→ The records:
■ ■ ■ ■ ■

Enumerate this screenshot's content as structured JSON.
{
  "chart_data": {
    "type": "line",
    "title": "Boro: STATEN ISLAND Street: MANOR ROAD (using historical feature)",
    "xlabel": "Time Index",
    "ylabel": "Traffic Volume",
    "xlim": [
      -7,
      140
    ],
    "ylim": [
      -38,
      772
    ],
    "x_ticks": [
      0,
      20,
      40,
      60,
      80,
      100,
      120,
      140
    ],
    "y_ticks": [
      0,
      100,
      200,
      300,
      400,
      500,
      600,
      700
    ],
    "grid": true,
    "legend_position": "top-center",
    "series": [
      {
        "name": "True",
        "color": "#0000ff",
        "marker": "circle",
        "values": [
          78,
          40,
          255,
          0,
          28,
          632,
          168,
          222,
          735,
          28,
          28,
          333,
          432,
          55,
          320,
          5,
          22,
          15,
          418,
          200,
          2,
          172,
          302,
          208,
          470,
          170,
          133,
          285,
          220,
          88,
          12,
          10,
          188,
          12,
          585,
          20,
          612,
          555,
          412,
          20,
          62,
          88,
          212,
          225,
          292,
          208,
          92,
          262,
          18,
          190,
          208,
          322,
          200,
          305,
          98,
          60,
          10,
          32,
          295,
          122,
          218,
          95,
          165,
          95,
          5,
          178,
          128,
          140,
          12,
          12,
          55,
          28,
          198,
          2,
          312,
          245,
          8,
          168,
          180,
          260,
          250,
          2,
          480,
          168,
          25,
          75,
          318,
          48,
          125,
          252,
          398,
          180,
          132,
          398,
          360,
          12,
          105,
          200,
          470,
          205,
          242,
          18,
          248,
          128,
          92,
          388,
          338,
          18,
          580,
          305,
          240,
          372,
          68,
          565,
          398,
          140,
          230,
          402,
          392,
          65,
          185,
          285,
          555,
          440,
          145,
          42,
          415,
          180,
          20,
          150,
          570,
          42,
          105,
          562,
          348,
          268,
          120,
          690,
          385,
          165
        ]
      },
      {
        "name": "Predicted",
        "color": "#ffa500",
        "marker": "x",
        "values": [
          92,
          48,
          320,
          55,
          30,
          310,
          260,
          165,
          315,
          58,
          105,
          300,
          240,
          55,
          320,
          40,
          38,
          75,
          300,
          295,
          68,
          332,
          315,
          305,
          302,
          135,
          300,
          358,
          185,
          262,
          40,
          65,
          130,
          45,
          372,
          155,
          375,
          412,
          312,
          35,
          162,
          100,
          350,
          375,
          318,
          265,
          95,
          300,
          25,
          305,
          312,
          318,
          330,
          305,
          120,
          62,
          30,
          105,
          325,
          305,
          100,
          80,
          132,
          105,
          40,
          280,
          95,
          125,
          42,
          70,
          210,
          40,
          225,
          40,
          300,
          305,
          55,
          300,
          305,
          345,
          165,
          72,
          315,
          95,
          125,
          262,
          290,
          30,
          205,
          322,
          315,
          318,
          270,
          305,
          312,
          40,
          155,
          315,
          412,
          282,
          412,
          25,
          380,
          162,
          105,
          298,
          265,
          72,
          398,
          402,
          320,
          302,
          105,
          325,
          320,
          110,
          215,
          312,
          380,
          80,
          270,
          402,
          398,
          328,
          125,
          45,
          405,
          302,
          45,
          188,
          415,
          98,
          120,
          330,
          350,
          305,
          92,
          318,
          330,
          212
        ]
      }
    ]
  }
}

■ ■ ■ ■ ■

→ Given instruction: Output all of the data again. Match it exactly.

→ Exercise response:
Enumerate this screenshot's content as structured JSON.
{
  "chart_data": {
    "type": "line",
    "title": "Boro: STATEN ISLAND Street: MANOR ROAD (using historical feature)",
    "xlabel": "Time Index",
    "ylabel": "Traffic Volume",
    "xlim": [
      -7,
      140
    ],
    "ylim": [
      -38,
      772
    ],
    "x_ticks": [
      0,
      20,
      40,
      60,
      80,
      100,
      120,
      140
    ],
    "y_ticks": [
      0,
      100,
      200,
      300,
      400,
      500,
      600,
      700
    ],
    "grid": true,
    "legend_position": "top-center",
    "series": [
      {
        "name": "True",
        "color": "#0000ff",
        "marker": "circle",
        "values": [
          78,
          40,
          255,
          0,
          28,
          632,
          168,
          222,
          735,
          28,
          28,
          333,
          432,
          55,
          320,
          5,
          22,
          15,
          418,
          200,
          2,
          172,
          302,
          208,
          470,
          170,
          133,
          285,
          220,
          88,
          12,
          10,
          188,
          12,
          585,
          20,
          612,
          555,
          412,
          20,
          62,
          88,
          212,
          225,
          292,
          208,
          92,
          262,
          18,
          190,
          208,
          322,
          200,
          305,
          98,
          60,
          10,
          32,
          295,
          122,
          218,
          95,
          165,
          95,
          5,
          178,
          128,
          140,
          12,
          12,
          55,
          28,
          198,
          2,
          312,
          245,
          8,
          168,
          180,
          260,
          250,
          2,
          480,
          168,
          25,
          75,
          318,
          48,
          125,
          252,
          398,
          180,
          132,
          398,
          360,
          12,
          105,
          200,
          470,
          205,
          242,
          18,
          248,
          128,
          92,
          388,
          338,
          18,
          580,
          305,
          240,
          372,
          68,
          565,
          398,
          140,
          230,
          402,
          392,
          65,
          185,
          285,
          555,
          440,
          145,
          42,
          415,
          180,
          20,
          150,
          570,
          42,
          105,
          562,
          348,
          268,
          120,
          690,
          385,
          165
        ]
      },
      {
        "name": "Predicted",
        "color": "#ffa500",
        "marker": "x",
        "values": [
          92,
          48,
          320,
          55,
          30,
          310,
          260,
          165,
          315,
          58,
          105,
          300,
          240,
          55,
          320,
          40,
          38,
          75,
          300,
          295,
          68,
          332,
          315,
          305,
          302,
          135,
          300,
          358,
          185,
          262,
          40,
          65,
          130,
          45,
          372,
          155,
          375,
          412,
          312,
          35,
          162,
          100,
          350,
          375,
          318,
          265,
          95,
          300,
          25,
          305,
          312,
          318,
          330,
          305,
          120,
          62,
          30,
          105,
          325,
          305,
          100,
          80,
          132,
          105,
          40,
          280,
          95,
          125,
          42,
          70,
          210,
          40,
          225,
          40,
          300,
          305,
          55,
          300,
          305,
          345,
          165,
          72,
          315,
          95,
          125,
          262,
          290,
          30,
          205,
          322,
          315,
          318,
          270,
          305,
          312,
          40,
          155,
          315,
          412,
          282,
          412,
          25,
          380,
          162,
          105,
          298,
          265,
          72,
          398,
          402,
          320,
          302,
          105,
          325,
          320,
          110,
          215,
          312,
          380,
          80,
          270,
          402,
          398,
          328,
          125,
          45,
          405,
          302,
          45,
          188,
          415,
          98,
          120,
          330,
          350,
          305,
          92,
          318,
          330,
          212
        ]
      }
    ]
  }
}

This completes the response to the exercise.